• **Aim of the exercise**:
Copy out the lines of the items below word for word, starting with the line that contains "y-tick-label: 50.5 [227, 390, 298, 428]" and continuing up to and including the line that contains "y-axis: 49.5 50.0".

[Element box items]
-.-.-

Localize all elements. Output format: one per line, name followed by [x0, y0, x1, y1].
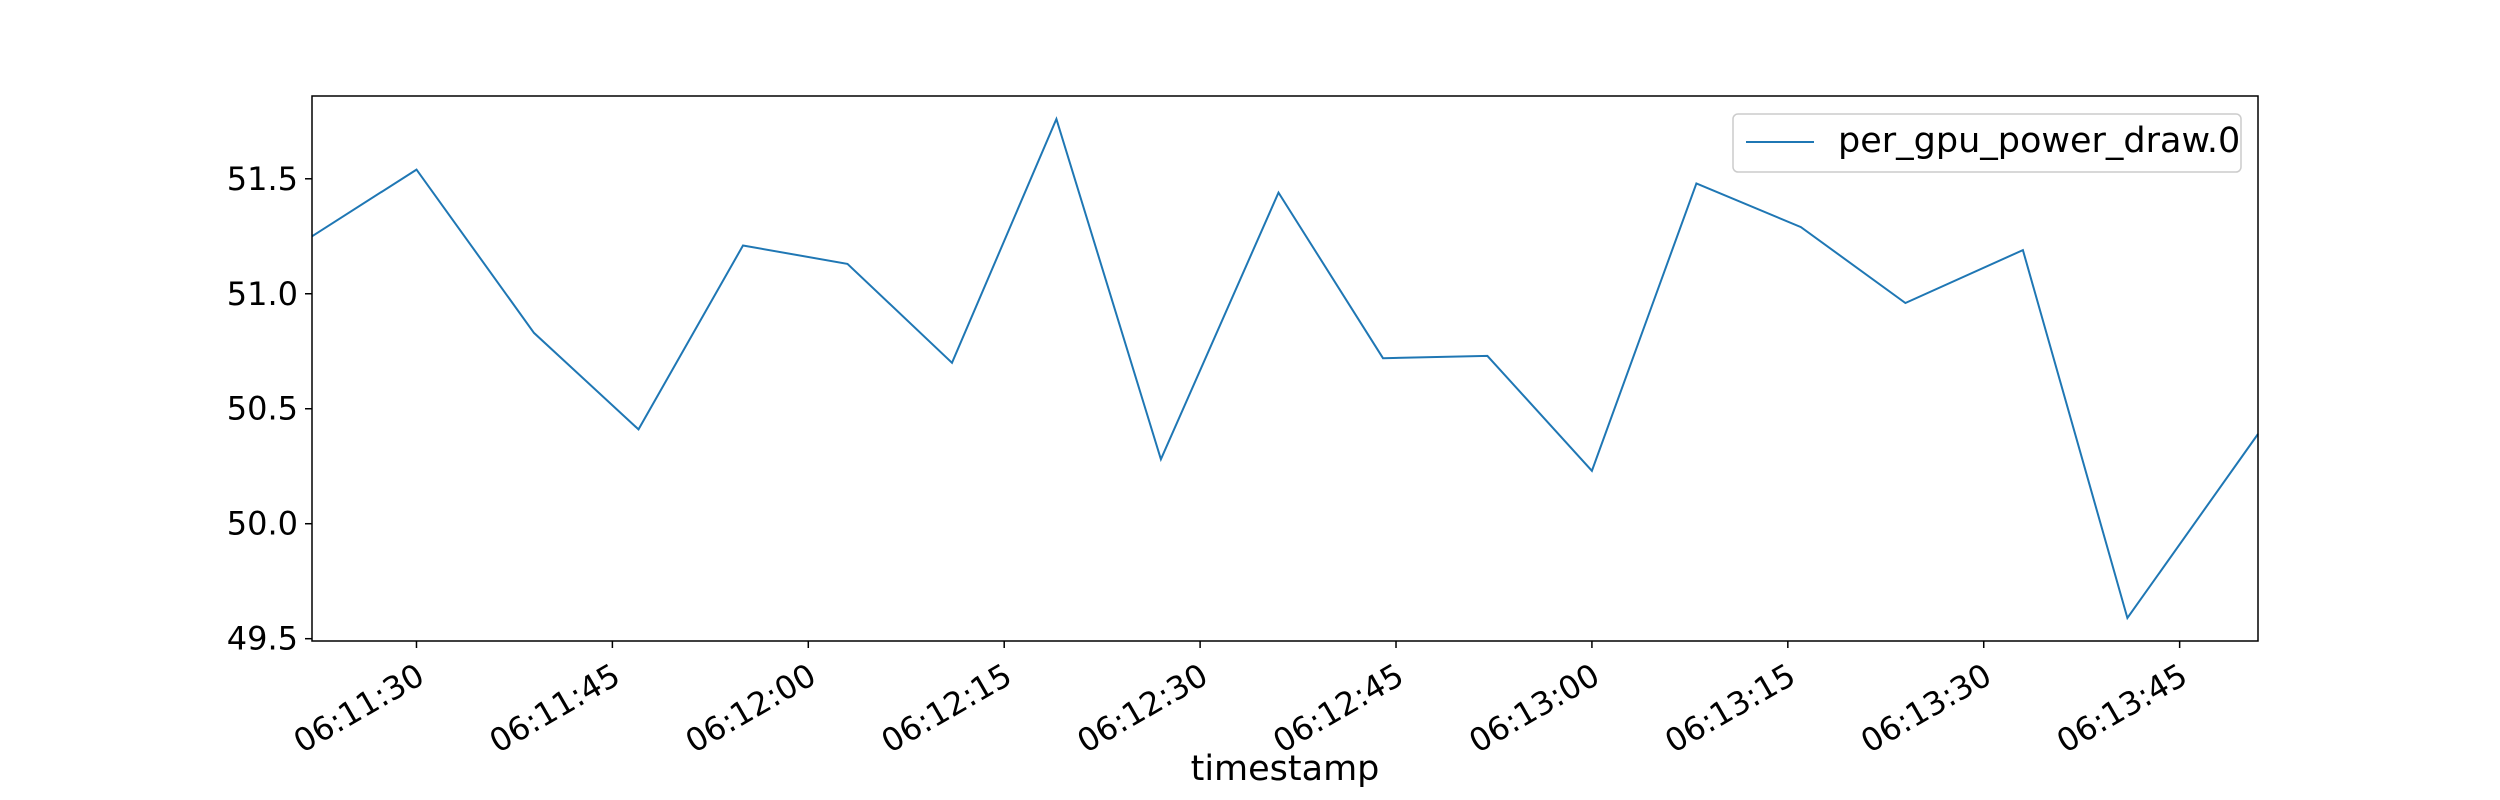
y-tick-label: 50.5 [227, 390, 298, 428]
series-layer [311, 116, 2259, 621]
legend-entry-label: per_gpu_power_draw.0 [1838, 121, 2240, 161]
x-axis-label: timestamp [1191, 749, 1380, 789]
legend: per_gpu_power_draw.0 [1732, 113, 2242, 173]
y-tick-label: 50.0 [227, 505, 298, 543]
plot-area-background [312, 96, 2258, 641]
y-tick-label: 49.5 [227, 620, 298, 658]
y-tick-label: 51.0 [227, 275, 298, 313]
series-line-0 [311, 116, 2259, 621]
plot-frame [311, 95, 2259, 642]
y-tick-label: 51.5 [227, 160, 298, 198]
legend-box [1732, 113, 2242, 173]
y-axis: 49.5 50.0 50.5 51.0 51.5 [227, 160, 312, 658]
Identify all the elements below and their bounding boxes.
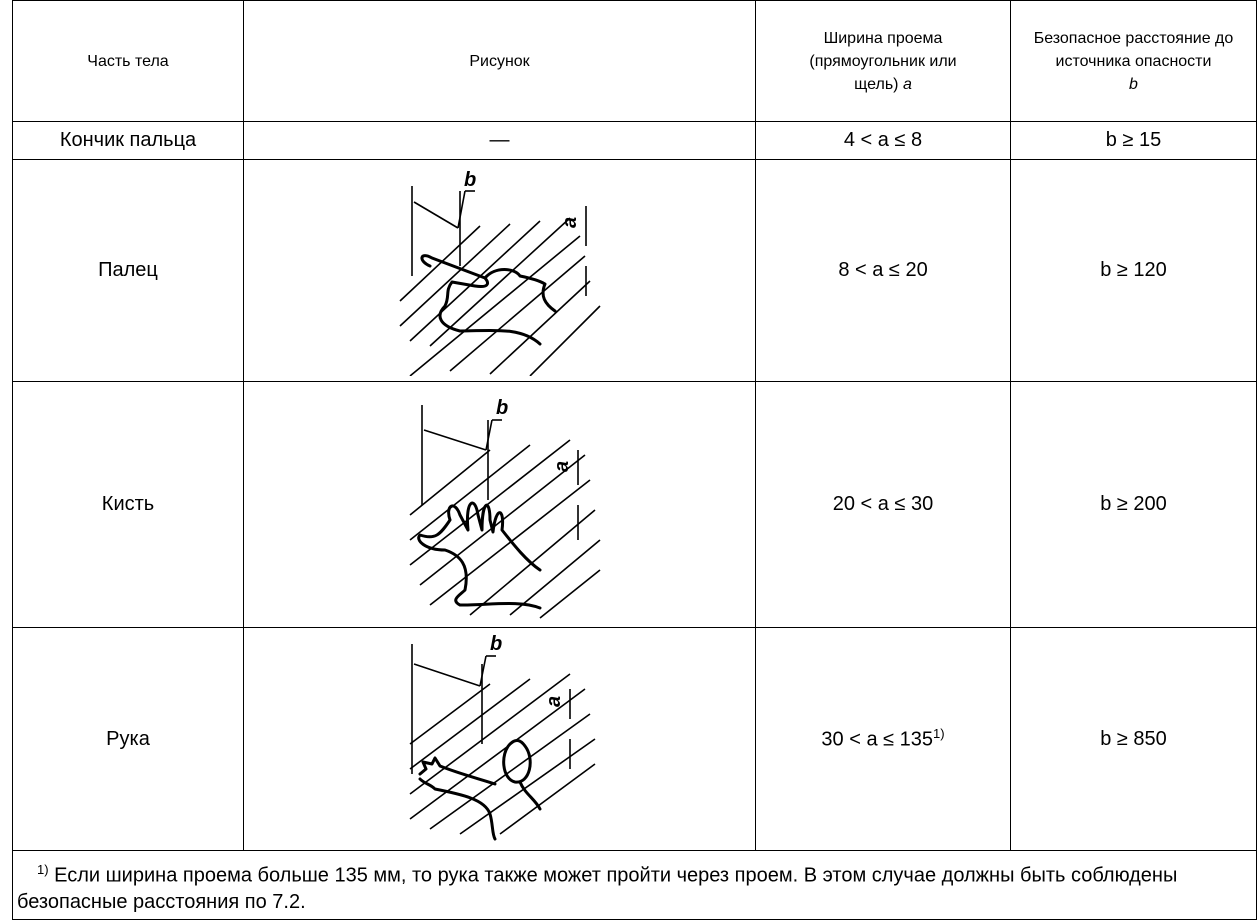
part-cell: Кончик пальца <box>12 121 244 160</box>
row: Палец b a 8 < a ≤ 20 b ≥ 120 <box>12 159 1257 382</box>
figure-cell: b a <box>243 381 756 628</box>
header-text: Рисунок <box>469 52 530 70</box>
part-cell: Палец <box>12 159 244 382</box>
header-cell: Безопасное расстояние до источника опасн… <box>1010 0 1257 122</box>
footnote-text: Если ширина проема больше 135 мм, то рук… <box>17 864 1178 913</box>
row: Кончик пальца — 4 < a ≤ 8 b ≥ 15 <box>12 121 1257 160</box>
header-cell: Рисунок <box>243 0 756 122</box>
figure-cell: — <box>243 121 756 160</box>
figure-cell: b a <box>243 627 756 851</box>
distance-cell: b ≥ 15 <box>1010 121 1257 160</box>
header-symbol: a <box>902 75 912 93</box>
figure-cell: b a <box>243 159 756 382</box>
footnote-row: 1) Если ширина проема больше 135 мм, то … <box>12 850 1257 920</box>
figure-label: a <box>543 696 565 707</box>
header-text: Безопасное расстояние до источника опасн… <box>1033 29 1234 70</box>
finger-figure: b a <box>398 169 601 376</box>
opening-text: 30 < a ≤ 135 <box>821 728 934 751</box>
header-cell: Ширина проема (прямоугольник или щель) a <box>755 0 1011 122</box>
opening-cell: 8 < a ≤ 20 <box>755 159 1011 382</box>
opening-cell: 30 < a ≤ 1351) <box>755 627 1011 851</box>
figure-label: a <box>551 460 573 471</box>
distance-cell: b ≥ 850 <box>1010 627 1257 851</box>
figure-label: b <box>496 397 508 419</box>
header-cell: Часть тела <box>12 0 244 122</box>
header-symbol: b <box>1129 75 1138 93</box>
part-cell: Кисть <box>12 381 244 628</box>
note-ref: 1) <box>933 726 945 742</box>
row: Кисть b a 20 < a ≤ 30 b ≥ 200 <box>12 381 1257 628</box>
safety-table: Часть тела Рисунок Ширина проема (прямоу… <box>12 0 1257 920</box>
distance-cell: b ≥ 200 <box>1010 381 1257 628</box>
figure-label: b <box>464 169 476 191</box>
figure-label: b <box>490 634 502 655</box>
arm-figure: b a <box>409 634 595 841</box>
opening-cell: 4 < a ≤ 8 <box>755 121 1011 160</box>
part-cell: Рука <box>12 627 244 851</box>
row: Рука b a 30 < a ≤ 1351) b ≥ 850 <box>12 627 1257 851</box>
opening-cell: 20 < a ≤ 30 <box>755 381 1011 628</box>
footnote-ref: 1) <box>37 862 49 877</box>
header-row: Часть тела Рисунок Ширина проема (прямоу… <box>12 0 1257 122</box>
figure-label: a <box>559 216 581 227</box>
hand-figure: b a <box>408 397 601 619</box>
header-text: Ширина проема (прямоугольник или щель) <box>809 29 957 93</box>
header-text: Часть тела <box>87 52 169 70</box>
distance-cell: b ≥ 120 <box>1010 159 1257 382</box>
footnote-cell: 1) Если ширина проема больше 135 мм, то … <box>12 850 1257 920</box>
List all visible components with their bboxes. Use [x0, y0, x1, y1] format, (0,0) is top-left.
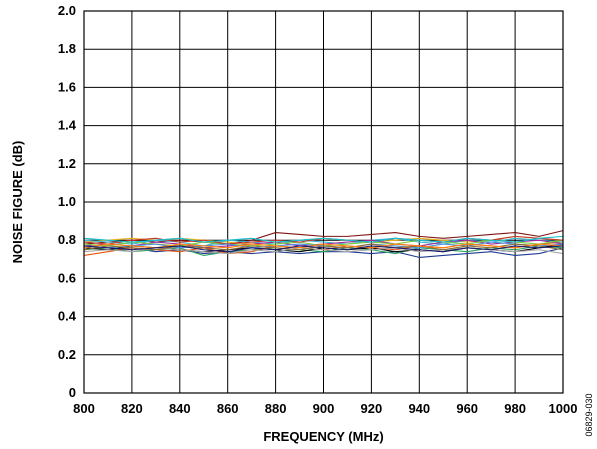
x-tick-label: 920	[361, 401, 383, 416]
plot-frame	[83, 10, 564, 394]
x-tick-label: 880	[265, 401, 287, 416]
x-axis-title: FREQUENCY (MHz)	[263, 429, 383, 444]
series-line-13	[83, 243, 564, 251]
series-line-1	[83, 230, 564, 245]
x-tick-label: 840	[169, 401, 191, 416]
grid-lines	[83, 10, 564, 394]
series-lines	[83, 230, 564, 258]
x-tick-label: 860	[217, 401, 239, 416]
x-tick-label: 1000	[549, 401, 578, 416]
x-tick-label: 800	[73, 401, 95, 416]
y-tick-label: 1.0	[58, 194, 76, 209]
x-tick-label: 900	[313, 401, 335, 416]
y-tick-label: 0	[69, 385, 76, 400]
figure-code: 06829-030	[584, 393, 594, 436]
series-line-14	[83, 235, 564, 243]
y-tick-label: 2.0	[58, 3, 76, 18]
x-tick-label: 960	[456, 401, 478, 416]
y-tick-label: 1.4	[58, 118, 77, 133]
y-tick-label: 0.8	[58, 232, 76, 247]
y-tick-label: 0.2	[58, 347, 76, 362]
y-tick-label: 1.6	[58, 79, 76, 94]
y-tick-label: 1.2	[58, 156, 76, 171]
y-tick-labels: 0 0.2 0.4 0.6 0.8 1.0 1.2 1.4 1.6 1.8 2.0	[58, 3, 77, 400]
series-line-16	[83, 245, 564, 253]
y-axis-title: NOISE FIGURE (dB)	[10, 141, 25, 264]
x-tick-label: 820	[121, 401, 143, 416]
x-tick-label: 940	[408, 401, 430, 416]
y-tick-label: 1.8	[58, 41, 76, 56]
series-line-15	[83, 243, 564, 249]
x-tick-labels: 800 820 840 860 880 900 920 940 960 980 1000	[73, 401, 577, 416]
x-tick-label: 980	[504, 401, 526, 416]
y-tick-label: 0.4	[58, 309, 77, 324]
y-tick-label: 0.6	[58, 270, 76, 285]
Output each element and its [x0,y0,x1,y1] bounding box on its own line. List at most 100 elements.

-.-.-

• **Output of the task**:
y-tick-label: 50.5 [227, 390, 298, 428]
series-layer [311, 116, 2259, 621]
legend-entry-label: per_gpu_power_draw.0 [1838, 121, 2240, 161]
x-axis-label: timestamp [1191, 749, 1380, 789]
legend: per_gpu_power_draw.0 [1732, 113, 2242, 173]
y-tick-label: 50.0 [227, 505, 298, 543]
plot-area-background [312, 96, 2258, 641]
y-tick-label: 49.5 [227, 620, 298, 658]
y-tick-label: 51.0 [227, 275, 298, 313]
series-line-0 [311, 116, 2259, 621]
plot-frame [311, 95, 2259, 642]
y-tick-label: 51.5 [227, 160, 298, 198]
legend-box [1732, 113, 2242, 173]
y-axis: 49.5 50.0 50.5 51.0 51.5 [227, 160, 312, 658]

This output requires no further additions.